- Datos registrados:
==========

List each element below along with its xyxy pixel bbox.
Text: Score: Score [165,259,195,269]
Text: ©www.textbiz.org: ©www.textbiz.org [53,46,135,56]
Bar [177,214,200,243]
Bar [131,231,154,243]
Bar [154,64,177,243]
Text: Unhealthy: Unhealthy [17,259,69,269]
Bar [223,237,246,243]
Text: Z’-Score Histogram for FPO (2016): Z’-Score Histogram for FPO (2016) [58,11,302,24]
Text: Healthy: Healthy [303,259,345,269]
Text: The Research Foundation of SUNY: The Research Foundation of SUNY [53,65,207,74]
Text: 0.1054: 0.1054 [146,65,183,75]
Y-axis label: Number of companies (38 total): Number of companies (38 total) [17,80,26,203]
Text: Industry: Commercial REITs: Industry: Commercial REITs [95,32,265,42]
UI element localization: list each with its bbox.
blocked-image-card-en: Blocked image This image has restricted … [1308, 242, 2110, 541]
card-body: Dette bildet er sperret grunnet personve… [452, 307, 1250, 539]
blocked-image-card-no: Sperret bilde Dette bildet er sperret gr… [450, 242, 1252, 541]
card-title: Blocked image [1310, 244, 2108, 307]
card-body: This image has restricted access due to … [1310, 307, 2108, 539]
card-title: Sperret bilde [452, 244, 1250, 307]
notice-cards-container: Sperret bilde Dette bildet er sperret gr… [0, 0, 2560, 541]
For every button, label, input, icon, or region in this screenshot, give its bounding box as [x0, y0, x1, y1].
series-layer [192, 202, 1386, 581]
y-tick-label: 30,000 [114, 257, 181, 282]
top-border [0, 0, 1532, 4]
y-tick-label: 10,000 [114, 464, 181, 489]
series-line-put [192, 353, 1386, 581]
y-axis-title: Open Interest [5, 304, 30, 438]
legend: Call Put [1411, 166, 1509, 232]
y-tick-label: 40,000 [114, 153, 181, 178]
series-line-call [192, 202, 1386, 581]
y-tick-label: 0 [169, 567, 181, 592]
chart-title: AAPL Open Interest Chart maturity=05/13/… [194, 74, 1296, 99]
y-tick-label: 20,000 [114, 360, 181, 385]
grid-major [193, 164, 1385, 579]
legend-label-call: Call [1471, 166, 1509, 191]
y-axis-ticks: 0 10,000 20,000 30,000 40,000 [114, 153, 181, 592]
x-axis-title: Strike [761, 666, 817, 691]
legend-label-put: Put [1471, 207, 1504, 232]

==========

- EJERCICIO PLANTEADO: Indica cuántas líneas de los datos contienen la cadena "bbox". Responde solo con el número.

- RESPUESTA A CONTINUACIÓN: 2